Dataset rows about figures:
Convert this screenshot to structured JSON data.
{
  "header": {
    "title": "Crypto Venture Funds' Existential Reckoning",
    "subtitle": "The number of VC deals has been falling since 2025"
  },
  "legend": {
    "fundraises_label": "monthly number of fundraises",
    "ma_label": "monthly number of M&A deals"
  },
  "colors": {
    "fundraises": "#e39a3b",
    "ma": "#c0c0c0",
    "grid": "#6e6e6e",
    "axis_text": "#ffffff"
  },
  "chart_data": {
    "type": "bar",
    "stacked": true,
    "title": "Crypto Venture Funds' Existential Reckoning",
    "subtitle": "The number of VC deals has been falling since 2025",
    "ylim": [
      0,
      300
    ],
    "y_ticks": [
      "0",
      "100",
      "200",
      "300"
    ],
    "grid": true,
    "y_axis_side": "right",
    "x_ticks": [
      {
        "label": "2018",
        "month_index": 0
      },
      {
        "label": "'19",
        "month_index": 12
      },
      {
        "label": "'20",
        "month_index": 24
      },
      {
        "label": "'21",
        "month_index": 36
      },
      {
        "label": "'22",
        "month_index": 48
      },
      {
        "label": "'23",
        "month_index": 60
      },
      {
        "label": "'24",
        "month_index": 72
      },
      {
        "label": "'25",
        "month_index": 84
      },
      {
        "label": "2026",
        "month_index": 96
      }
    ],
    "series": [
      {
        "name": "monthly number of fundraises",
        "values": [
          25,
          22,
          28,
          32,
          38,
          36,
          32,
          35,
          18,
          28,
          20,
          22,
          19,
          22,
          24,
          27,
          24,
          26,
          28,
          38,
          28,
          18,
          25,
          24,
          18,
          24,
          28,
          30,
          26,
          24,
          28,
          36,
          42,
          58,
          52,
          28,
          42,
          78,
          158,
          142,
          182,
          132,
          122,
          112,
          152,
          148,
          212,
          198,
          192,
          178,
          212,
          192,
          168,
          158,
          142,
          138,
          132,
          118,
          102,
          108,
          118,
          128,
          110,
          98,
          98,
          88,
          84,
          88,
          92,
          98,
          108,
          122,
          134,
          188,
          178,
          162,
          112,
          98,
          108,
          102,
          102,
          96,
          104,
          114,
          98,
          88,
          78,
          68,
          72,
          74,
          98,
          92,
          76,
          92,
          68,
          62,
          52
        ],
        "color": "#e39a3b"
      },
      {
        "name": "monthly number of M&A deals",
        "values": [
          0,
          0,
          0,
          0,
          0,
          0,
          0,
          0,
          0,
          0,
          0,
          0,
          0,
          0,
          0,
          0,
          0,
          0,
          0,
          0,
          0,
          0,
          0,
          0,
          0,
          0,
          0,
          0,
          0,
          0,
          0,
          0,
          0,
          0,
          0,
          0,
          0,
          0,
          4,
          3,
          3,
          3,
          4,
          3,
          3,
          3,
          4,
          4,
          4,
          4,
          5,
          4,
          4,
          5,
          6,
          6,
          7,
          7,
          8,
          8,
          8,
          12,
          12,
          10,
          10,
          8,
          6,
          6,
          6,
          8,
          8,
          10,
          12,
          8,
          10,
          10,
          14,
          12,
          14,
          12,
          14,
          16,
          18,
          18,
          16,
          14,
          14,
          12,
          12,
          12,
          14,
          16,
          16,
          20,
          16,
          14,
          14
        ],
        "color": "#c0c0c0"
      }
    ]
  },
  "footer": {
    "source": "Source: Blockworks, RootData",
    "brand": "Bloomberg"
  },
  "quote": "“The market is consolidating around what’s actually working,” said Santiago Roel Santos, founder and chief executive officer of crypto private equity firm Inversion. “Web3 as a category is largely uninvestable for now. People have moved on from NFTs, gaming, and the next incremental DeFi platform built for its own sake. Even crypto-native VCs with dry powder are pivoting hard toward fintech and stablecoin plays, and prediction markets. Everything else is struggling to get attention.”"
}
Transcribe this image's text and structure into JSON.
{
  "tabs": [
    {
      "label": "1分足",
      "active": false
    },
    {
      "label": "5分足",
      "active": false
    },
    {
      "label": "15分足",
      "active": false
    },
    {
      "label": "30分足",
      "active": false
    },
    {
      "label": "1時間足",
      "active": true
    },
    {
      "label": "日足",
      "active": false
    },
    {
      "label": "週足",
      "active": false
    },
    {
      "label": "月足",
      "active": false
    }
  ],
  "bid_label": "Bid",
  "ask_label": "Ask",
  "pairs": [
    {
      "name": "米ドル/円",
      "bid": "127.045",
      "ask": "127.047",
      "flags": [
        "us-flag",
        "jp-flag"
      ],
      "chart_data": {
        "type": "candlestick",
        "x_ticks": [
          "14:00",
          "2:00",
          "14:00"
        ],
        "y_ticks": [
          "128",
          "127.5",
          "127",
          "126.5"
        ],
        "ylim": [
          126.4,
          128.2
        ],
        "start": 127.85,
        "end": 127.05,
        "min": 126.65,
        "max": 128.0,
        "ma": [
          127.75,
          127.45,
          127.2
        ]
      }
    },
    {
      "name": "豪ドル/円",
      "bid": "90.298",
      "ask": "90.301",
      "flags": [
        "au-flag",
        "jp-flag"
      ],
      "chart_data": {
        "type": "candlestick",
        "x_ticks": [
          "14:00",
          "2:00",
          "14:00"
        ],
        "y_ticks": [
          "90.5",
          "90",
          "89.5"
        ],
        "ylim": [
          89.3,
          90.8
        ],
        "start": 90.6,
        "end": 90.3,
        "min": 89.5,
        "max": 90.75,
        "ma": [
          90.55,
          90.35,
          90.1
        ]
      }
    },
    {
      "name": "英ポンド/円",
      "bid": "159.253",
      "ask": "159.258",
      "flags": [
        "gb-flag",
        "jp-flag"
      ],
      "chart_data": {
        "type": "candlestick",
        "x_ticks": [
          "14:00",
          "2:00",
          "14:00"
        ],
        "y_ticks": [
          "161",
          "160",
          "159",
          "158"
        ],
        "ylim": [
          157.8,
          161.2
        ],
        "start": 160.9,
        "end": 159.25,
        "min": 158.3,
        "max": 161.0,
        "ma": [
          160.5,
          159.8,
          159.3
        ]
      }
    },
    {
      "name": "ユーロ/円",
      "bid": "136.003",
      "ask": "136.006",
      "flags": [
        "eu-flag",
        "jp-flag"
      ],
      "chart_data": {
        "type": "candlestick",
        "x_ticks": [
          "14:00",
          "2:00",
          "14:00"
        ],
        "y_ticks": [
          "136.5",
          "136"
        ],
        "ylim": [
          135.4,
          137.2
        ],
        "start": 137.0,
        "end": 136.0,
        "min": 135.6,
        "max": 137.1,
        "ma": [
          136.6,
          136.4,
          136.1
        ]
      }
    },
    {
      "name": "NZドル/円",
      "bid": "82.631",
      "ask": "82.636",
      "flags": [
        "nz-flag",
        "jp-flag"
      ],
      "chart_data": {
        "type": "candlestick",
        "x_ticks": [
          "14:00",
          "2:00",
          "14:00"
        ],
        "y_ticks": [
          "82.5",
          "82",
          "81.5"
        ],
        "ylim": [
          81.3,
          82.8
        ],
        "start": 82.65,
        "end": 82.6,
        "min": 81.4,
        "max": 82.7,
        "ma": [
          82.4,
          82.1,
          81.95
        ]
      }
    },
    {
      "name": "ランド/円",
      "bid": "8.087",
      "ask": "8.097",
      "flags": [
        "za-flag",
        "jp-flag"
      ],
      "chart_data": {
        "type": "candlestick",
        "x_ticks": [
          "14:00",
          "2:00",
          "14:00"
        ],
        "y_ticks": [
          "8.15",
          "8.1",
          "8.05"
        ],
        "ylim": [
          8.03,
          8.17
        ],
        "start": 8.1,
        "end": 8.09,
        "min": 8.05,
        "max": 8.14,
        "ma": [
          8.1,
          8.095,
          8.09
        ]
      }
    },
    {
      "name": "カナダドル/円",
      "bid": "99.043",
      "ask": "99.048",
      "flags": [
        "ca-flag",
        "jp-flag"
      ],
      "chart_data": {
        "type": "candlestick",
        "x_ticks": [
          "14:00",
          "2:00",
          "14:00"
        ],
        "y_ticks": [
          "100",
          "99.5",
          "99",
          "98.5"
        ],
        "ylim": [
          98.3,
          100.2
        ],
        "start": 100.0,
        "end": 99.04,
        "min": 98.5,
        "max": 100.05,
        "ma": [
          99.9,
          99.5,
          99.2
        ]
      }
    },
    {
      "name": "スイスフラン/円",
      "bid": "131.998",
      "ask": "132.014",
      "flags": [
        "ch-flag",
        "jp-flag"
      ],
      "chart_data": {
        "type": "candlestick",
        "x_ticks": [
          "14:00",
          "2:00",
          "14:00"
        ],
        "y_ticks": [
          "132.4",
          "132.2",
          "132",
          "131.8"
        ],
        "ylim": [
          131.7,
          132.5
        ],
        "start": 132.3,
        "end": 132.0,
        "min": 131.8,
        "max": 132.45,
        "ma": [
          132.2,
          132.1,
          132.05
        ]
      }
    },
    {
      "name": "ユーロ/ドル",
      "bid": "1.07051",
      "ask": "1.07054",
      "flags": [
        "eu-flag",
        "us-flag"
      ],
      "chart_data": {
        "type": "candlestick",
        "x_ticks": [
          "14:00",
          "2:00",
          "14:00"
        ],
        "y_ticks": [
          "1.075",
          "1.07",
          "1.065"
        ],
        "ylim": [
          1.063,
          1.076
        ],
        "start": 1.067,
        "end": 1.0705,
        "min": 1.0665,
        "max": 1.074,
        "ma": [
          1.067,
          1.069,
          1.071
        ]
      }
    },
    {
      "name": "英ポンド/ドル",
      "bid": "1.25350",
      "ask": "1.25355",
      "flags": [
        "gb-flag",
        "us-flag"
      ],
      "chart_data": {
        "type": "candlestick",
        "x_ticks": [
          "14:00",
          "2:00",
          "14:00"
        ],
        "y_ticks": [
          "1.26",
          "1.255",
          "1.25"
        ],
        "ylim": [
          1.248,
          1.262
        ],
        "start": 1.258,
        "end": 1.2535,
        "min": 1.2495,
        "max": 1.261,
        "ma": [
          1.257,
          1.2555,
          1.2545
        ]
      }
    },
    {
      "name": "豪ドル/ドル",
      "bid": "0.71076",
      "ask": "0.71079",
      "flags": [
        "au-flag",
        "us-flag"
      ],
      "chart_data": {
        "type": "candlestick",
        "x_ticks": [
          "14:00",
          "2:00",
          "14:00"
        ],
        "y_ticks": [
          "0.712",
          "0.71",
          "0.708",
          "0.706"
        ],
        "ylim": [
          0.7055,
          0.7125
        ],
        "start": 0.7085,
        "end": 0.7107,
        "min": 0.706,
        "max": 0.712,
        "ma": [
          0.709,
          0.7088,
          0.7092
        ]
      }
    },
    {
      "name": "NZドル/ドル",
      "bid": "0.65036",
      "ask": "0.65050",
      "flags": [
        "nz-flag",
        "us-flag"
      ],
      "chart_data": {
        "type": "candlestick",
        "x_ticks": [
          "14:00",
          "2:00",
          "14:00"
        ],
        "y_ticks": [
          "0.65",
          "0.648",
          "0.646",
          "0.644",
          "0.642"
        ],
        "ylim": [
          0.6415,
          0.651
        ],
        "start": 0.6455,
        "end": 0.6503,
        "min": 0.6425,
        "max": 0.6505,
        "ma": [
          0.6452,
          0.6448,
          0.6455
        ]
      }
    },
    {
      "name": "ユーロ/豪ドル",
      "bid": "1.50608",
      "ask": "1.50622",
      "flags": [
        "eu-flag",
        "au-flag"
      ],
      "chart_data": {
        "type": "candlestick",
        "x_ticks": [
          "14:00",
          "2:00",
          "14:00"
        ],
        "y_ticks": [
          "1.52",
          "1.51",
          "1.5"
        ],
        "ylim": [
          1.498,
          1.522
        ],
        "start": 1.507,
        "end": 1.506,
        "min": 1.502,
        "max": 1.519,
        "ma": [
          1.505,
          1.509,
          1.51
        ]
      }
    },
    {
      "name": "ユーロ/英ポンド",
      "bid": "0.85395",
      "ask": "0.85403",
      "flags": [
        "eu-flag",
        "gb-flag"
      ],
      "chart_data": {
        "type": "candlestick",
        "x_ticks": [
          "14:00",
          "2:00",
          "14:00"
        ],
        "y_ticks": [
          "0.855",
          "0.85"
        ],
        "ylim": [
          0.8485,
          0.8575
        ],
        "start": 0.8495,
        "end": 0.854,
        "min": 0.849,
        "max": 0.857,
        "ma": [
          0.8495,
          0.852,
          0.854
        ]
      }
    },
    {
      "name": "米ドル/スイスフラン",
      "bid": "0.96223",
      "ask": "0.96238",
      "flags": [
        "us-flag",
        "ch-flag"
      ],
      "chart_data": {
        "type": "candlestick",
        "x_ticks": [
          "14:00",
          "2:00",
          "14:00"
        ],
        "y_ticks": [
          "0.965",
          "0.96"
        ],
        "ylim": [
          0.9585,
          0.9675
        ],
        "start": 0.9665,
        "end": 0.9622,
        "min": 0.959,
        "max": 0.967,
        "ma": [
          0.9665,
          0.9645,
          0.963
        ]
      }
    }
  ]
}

• Task details:
Pick out all the lines with the word "deals" in them and copy them.

• Complete response:
    "subtitle": "The number of VC deals has been falling since 2025"
    "ma_label": "monthly number of M&A deals"
    "subtitle": "The number of VC deals has been falling since 2025",
        "name": "monthly number of M&A deals",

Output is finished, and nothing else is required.